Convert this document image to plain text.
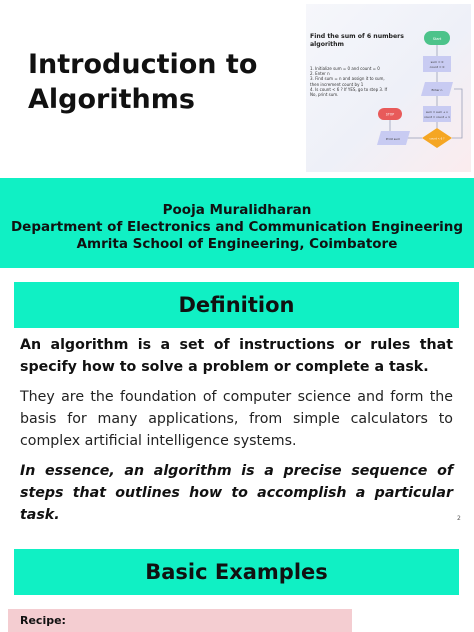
Introduction to Algorithms
Find the sum of 6 numbers algorithm
1. Initialize sum = 0 and count = 0
2. Enter n
3. Find sum = n and assign it to sum,
then increment count by 1
4. Is count < 6 ? If YES, go to step 3. If
No, print sum.
Start
sum = 0
count = 0
Enter n
sum = sum + n
count = count + 1
count < 6 ?
Print sum
STOP
Pooja Muralidharan
Department of Electronics and Communication Engineering
Amrita School of Engineering, Coimbatore
Definition
An algorithm is a set of instructions or rules that specify how to solve a problem or complete a task.
They are the foundation of computer science and form the basis for many applications, from simple calculators to complex artificial intelligence systems.
In essence, an algorithm is a precise sequence of steps that outlines how to accomplish a particular task.	2
Basic Examples
Recipe:
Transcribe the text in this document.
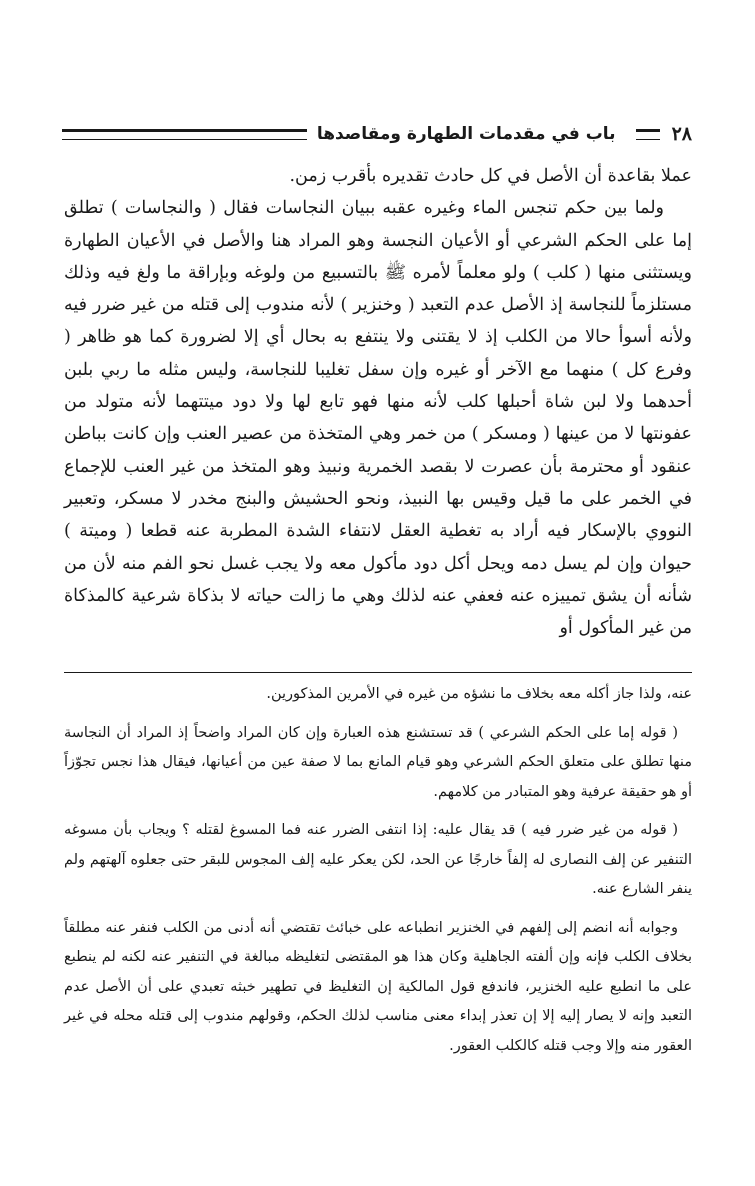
٢٨
باب في مقدمات الطهارة ومقاصدها

عملا بقاعدة أن الأصل في كل حادث تقديره بأقرب زمن.

ولما بين حكم تنجس الماء وغيره عقبه ببيان النجاسات فقال ( والنجاسات ) تطلق إما على الحكم الشرعي أو الأعيان النجسة وهو المراد هنا والأصل في الأعيان الطهارة ويستثنى منها ( كلب ) ولو معلماً لأمره ﷺ بالتسبيع من ولوغه وبإراقة ما ولغ فيه وذلك مستلزماً للنجاسة إذ الأصل عدم التعبد ( وخنزير ) لأنه مندوب إلى قتله من غير ضرر فيه ولأنه أسوأ حالا من الكلب إذ لا يقتنى ولا ينتفع به بحال أي إلا لضرورة كما هو ظاهر ( وفرع كل ) منهما مع الآخر أو غيره وإن سفل تغليبا للنجاسة، وليس مثله ما ربي بلبن أحدهما ولا لبن شاة أحبلها كلب لأنه منها فهو تابع لها ولا دود ميتتهما لأنه متولد من عفونتها لا من عينها ( ومسكر ) من خمر وهي المتخذة من عصير العنب وإن كانت بباطن عنقود أو محترمة بأن عصرت لا بقصد الخمرية ونبيذ وهو المتخذ من غير العنب للإجماع في الخمر على ما قيل وقيس بها النبيذ، ونحو الحشيش والبنج مخدر لا مسكر، وتعبير النووي بالإسكار فيه أراد به تغطية العقل لانتفاء الشدة المطربة عنه قطعا ( وميتة ) حيوان وإن لم يسل دمه ويحل أكل دود مأكول معه ولا يجب غسل نحو الفم منه لأن من شأنه أن يشق تمييزه عنه فعفي عنه لذلك وهي ما زالت حياته لا بذكاة شرعية كالمذكاة من غير المأكول أو

عنه، ولذا جاز أكله معه بخلاف ما نشؤه من غيره في الأمرين المذكورين.

( قوله إما على الحكم الشرعي ) قد تستشنع هذه العبارة وإن كان المراد واضحاً إذ المراد أن النجاسة منها تطلق على متعلق الحكم الشرعي وهو قيام المانع بما لا صفة عين من أعيانها، فيقال هذا نجس تجوّزاً أو هو حقيقة عرفية وهو المتبادر من كلامهم.

( قوله من غير ضرر فيه ) قد يقال عليه: إذا انتفى الضرر عنه فما المسوغ لقتله ؟ ويجاب بأن مسوغه التنفير عن إلف النصارى له إلفاً خارجًا عن الحد، لكن يعكر عليه إلف المجوس للبقر حتى جعلوه آلهتهم ولم ينفر الشارع عنه.

وجوابه أنه انضم إلى إلفهم في الخنزير انطباعه على خبائث تقتضي أنه أدنى من الكلب فنفر عنه مطلقاً بخلاف الكلب فإنه وإن ألفته الجاهلية وكان هذا هو المقتضى لتغليظه مبالغة في التنفير عنه لكنه لم ينطبع على ما انطبع عليه الخنزير، فاندفع قول المالكية إن التغليظ في تطهير خبثه تعبدي على أن الأصل عدم التعبد وإنه لا يصار إليه إلا إن تعذر إبداء معنى مناسب لذلك الحكم، وقولهم مندوب إلى قتله محله في غير العقور منه وإلا وجب قتله كالكلب العقور.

^^^^^^^^

#### Stated task:
Repeat the listing in full and exactly. Leave any pictures out.

#### The completed task:
Convert this document image to plain text.
Introduction to Algorithms
Find the sum of 6 numbers algorithm
1. Initialize sum = 0 and count = 0
2. Enter n
3. Find sum = n and assign it to sum,
then increment count by 1
4. Is count < 6 ? If YES, go to step 3. If
No, print sum.
Start
sum = 0
count = 0
Enter n
sum = sum + n
count = count + 1
count < 6 ?
Print sum
STOP
Pooja Muralidharan
Department of Electronics and Communication Engineering
Amrita School of Engineering, Coimbatore
Definition
An algorithm is a set of instructions or rules that specify how to solve a problem or complete a task.
They are the foundation of computer science and form the basis for many applications, from simple calculators to complex artificial intelligence systems.
In essence, an algorithm is a precise sequence of steps that outlines how to accomplish a particular task.	2
Basic Examples
Recipe:
Transcribe the text in this document.
٢٨
باب في مقدمات الطهارة ومقاصدها

عملا بقاعدة أن الأصل في كل حادث تقديره بأقرب زمن.

ولما بين حكم تنجس الماء وغيره عقبه ببيان النجاسات فقال ( والنجاسات ) تطلق إما على الحكم الشرعي أو الأعيان النجسة وهو المراد هنا والأصل في الأعيان الطهارة ويستثنى منها ( كلب ) ولو معلماً لأمره ﷺ بالتسبيع من ولوغه وبإراقة ما ولغ فيه وذلك مستلزماً للنجاسة إذ الأصل عدم التعبد ( وخنزير ) لأنه مندوب إلى قتله من غير ضرر فيه ولأنه أسوأ حالا من الكلب إذ لا يقتنى ولا ينتفع به بحال أي إلا لضرورة كما هو ظاهر ( وفرع كل ) منهما مع الآخر أو غيره وإن سفل تغليبا للنجاسة، وليس مثله ما ربي بلبن أحدهما ولا لبن شاة أحبلها كلب لأنه منها فهو تابع لها ولا دود ميتتهما لأنه متولد من عفونتها لا من عينها ( ومسكر ) من خمر وهي المتخذة من عصير العنب وإن كانت بباطن عنقود أو محترمة بأن عصرت لا بقصد الخمرية ونبيذ وهو المتخذ من غير العنب للإجماع في الخمر على ما قيل وقيس بها النبيذ، ونحو الحشيش والبنج مخدر لا مسكر، وتعبير النووي بالإسكار فيه أراد به تغطية العقل لانتفاء الشدة المطربة عنه قطعا ( وميتة ) حيوان وإن لم يسل دمه ويحل أكل دود مأكول معه ولا يجب غسل نحو الفم منه لأن من شأنه أن يشق تمييزه عنه فعفي عنه لذلك وهي ما زالت حياته لا بذكاة شرعية كالمذكاة من غير المأكول أو

عنه، ولذا جاز أكله معه بخلاف ما نشؤه من غيره في الأمرين المذكورين.

( قوله إما على الحكم الشرعي ) قد تستشنع هذه العبارة وإن كان المراد واضحاً إذ المراد أن النجاسة منها تطلق على متعلق الحكم الشرعي وهو قيام المانع بما لا صفة عين من أعيانها، فيقال هذا نجس تجوّزاً أو هو حقيقة عرفية وهو المتبادر من كلامهم.

( قوله من غير ضرر فيه ) قد يقال عليه: إذا انتفى الضرر عنه فما المسوغ لقتله ؟ ويجاب بأن مسوغه التنفير عن إلف النصارى له إلفاً خارجًا عن الحد، لكن يعكر عليه إلف المجوس للبقر حتى جعلوه آلهتهم ولم ينفر الشارع عنه.

وجوابه أنه انضم إلى إلفهم في الخنزير انطباعه على خبائث تقتضي أنه أدنى من الكلب فنفر عنه مطلقاً بخلاف الكلب فإنه وإن ألفته الجاهلية وكان هذا هو المقتضى لتغليظه مبالغة في التنفير عنه لكنه لم ينطبع على ما انطبع عليه الخنزير، فاندفع قول المالكية إن التغليظ في تطهير خبثه تعبدي على أن الأصل عدم التعبد وإنه لا يصار إليه إلا إن تعذر إبداء معنى مناسب لذلك الحكم، وقولهم مندوب إلى قتله محله في غير العقور منه وإلا وجب قتله كالكلب العقور.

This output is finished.